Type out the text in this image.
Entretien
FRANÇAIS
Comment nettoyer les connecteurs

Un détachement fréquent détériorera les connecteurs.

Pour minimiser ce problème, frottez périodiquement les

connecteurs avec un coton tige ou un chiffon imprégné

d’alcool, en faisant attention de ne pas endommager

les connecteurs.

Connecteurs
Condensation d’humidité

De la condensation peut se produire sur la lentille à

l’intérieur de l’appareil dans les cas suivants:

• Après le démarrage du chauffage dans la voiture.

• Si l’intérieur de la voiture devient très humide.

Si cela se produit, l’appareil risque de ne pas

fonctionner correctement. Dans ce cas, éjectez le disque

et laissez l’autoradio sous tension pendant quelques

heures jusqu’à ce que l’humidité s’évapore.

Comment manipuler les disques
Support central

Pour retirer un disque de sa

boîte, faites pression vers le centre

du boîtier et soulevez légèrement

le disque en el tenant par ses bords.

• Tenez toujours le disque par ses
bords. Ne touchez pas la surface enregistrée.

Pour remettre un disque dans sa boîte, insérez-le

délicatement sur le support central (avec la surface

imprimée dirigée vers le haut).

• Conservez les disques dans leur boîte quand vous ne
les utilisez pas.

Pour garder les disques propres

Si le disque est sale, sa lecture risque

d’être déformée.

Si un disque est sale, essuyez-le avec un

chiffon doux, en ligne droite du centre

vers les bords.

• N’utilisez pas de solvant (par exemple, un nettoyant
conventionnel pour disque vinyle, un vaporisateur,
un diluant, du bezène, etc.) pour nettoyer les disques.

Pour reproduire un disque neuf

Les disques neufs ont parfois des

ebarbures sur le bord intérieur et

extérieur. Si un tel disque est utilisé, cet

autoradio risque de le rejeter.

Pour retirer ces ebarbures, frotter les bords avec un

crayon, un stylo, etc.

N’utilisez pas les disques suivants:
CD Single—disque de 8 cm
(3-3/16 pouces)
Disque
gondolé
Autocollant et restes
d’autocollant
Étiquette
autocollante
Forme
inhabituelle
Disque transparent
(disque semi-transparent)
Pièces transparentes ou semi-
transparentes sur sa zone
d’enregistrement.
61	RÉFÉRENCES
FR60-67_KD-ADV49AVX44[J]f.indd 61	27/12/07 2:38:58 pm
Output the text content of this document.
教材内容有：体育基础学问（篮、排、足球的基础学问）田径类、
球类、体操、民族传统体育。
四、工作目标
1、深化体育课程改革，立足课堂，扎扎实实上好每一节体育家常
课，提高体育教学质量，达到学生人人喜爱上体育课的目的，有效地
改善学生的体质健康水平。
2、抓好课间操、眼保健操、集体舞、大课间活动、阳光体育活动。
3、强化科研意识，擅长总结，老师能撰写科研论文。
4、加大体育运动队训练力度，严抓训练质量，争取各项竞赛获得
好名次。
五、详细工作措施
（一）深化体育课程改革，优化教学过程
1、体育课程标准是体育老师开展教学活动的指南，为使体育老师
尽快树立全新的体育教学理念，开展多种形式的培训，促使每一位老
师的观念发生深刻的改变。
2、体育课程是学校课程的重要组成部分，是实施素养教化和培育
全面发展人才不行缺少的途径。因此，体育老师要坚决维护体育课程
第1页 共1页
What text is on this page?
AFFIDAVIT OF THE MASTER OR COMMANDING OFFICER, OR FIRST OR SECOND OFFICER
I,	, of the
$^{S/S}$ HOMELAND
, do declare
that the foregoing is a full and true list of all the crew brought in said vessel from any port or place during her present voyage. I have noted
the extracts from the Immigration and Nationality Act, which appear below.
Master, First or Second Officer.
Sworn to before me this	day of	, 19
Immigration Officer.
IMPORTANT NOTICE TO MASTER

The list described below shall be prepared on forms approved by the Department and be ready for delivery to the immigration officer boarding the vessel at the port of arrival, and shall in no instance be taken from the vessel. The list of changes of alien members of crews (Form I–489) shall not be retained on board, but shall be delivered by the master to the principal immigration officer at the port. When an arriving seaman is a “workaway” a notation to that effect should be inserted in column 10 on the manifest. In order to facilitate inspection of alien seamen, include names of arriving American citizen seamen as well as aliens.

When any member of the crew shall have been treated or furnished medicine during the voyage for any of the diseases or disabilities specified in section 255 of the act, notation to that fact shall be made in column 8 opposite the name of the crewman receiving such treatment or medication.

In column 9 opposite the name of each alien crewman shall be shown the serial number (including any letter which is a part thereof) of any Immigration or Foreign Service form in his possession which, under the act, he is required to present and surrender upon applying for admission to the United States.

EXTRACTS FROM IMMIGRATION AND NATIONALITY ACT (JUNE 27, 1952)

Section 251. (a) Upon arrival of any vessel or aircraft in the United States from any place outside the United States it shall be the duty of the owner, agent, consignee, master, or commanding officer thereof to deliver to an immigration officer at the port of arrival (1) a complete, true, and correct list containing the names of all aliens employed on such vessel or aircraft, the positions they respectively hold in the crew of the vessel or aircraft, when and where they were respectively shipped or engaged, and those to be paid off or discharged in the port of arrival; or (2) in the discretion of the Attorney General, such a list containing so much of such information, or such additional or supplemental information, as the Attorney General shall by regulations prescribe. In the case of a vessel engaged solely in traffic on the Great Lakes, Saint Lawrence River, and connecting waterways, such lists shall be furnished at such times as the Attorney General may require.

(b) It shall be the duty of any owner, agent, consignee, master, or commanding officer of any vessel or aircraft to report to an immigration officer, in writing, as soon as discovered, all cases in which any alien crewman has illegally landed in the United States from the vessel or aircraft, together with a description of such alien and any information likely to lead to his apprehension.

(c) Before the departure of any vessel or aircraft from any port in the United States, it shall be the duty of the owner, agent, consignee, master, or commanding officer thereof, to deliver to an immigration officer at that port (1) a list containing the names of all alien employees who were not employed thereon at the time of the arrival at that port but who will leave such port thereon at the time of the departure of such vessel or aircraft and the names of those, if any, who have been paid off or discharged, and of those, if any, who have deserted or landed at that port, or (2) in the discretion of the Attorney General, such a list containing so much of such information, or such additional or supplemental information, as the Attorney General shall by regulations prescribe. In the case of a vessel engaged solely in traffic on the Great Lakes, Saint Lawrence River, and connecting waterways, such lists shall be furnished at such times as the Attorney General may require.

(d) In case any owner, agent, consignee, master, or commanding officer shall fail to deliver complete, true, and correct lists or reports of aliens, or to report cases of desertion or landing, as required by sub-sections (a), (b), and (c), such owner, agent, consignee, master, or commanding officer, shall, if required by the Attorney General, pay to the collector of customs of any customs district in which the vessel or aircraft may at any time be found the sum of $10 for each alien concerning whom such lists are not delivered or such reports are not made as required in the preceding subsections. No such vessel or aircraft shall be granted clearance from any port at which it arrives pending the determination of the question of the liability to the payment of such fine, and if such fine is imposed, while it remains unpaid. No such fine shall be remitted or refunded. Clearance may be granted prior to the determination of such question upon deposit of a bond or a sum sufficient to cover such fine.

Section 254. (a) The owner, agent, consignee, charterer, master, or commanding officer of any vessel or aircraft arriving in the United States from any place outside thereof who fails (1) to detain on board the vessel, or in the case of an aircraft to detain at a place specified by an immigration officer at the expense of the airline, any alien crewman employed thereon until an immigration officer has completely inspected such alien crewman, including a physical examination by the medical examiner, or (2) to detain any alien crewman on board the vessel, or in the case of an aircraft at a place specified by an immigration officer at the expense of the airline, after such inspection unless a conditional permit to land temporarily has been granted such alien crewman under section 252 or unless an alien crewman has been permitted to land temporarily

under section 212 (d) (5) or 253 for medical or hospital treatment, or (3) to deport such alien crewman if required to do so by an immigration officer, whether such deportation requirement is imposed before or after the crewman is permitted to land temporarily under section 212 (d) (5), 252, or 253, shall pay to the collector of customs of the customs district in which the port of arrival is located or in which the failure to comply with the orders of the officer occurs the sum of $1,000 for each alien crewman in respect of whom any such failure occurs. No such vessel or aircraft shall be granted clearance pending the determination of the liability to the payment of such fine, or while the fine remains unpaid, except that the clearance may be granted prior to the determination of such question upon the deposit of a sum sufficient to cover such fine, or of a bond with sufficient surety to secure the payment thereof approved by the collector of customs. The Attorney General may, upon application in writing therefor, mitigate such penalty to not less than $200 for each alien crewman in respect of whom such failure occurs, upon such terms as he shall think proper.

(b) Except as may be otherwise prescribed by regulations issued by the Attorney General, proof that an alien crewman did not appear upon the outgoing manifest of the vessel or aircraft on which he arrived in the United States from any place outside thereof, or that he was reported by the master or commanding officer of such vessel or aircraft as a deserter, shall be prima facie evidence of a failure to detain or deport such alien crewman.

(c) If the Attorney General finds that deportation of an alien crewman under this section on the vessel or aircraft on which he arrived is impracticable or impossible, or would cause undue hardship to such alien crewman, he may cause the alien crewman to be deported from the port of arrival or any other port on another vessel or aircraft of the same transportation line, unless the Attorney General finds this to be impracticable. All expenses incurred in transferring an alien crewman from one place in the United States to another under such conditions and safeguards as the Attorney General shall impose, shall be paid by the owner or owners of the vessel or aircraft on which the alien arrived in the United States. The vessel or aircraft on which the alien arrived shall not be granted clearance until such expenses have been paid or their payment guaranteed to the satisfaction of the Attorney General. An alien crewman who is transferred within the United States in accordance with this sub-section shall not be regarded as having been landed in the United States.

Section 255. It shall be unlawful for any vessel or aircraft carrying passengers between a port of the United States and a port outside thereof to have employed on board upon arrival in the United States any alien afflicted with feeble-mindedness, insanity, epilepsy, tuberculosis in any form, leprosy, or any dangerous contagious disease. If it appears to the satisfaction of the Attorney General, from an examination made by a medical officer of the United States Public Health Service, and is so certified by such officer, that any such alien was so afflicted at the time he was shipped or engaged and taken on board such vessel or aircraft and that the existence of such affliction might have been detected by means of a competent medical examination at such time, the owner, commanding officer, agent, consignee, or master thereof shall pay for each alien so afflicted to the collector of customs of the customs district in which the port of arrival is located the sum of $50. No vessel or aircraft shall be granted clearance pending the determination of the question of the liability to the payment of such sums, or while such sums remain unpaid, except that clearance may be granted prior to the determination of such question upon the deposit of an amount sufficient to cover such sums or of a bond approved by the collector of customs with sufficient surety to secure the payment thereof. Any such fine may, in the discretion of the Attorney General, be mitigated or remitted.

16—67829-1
+ + + +
# [EXERCISE BRIEF]
Pull every line containing "vers" from the data.

# [IN RESPONSE]
boîte, faites pression vers le centre
imprimée dirigée vers le haut).
vers les bords.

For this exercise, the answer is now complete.